▸ **Problem statement**: Work out how many lines of the listing hold "color", then state only that count.

Data records:
= = = =
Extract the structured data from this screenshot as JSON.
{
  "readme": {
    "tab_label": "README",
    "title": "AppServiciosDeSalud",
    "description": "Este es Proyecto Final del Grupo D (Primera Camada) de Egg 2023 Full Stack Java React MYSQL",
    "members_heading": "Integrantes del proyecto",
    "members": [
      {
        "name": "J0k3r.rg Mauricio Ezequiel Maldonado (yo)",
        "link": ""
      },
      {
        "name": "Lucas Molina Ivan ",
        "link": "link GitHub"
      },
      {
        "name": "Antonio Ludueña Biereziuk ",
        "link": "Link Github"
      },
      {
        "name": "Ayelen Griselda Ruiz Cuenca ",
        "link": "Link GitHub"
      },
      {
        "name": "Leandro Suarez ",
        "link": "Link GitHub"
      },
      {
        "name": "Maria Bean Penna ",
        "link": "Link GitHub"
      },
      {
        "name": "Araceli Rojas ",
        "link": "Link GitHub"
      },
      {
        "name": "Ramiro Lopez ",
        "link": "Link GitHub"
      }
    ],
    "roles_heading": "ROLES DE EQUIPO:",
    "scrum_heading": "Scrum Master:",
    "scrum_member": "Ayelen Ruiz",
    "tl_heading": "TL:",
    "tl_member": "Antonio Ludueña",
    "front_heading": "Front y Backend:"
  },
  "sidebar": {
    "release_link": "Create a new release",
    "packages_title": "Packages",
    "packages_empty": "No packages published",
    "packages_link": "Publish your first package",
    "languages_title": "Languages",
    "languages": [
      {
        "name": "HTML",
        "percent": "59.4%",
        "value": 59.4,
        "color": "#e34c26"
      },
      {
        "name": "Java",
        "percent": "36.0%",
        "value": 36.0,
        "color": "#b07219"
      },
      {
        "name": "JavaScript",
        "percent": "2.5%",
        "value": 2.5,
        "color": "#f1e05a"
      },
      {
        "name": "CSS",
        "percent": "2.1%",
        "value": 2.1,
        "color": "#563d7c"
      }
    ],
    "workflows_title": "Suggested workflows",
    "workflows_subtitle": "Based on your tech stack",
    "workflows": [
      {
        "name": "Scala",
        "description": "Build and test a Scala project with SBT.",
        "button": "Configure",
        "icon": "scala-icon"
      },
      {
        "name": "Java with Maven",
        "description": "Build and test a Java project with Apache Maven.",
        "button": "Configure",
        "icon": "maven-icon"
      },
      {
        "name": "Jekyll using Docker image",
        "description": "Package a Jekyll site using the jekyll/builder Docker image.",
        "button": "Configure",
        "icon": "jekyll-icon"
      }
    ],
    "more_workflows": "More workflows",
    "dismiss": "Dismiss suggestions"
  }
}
= = = =
▸ **Result for this task**: 4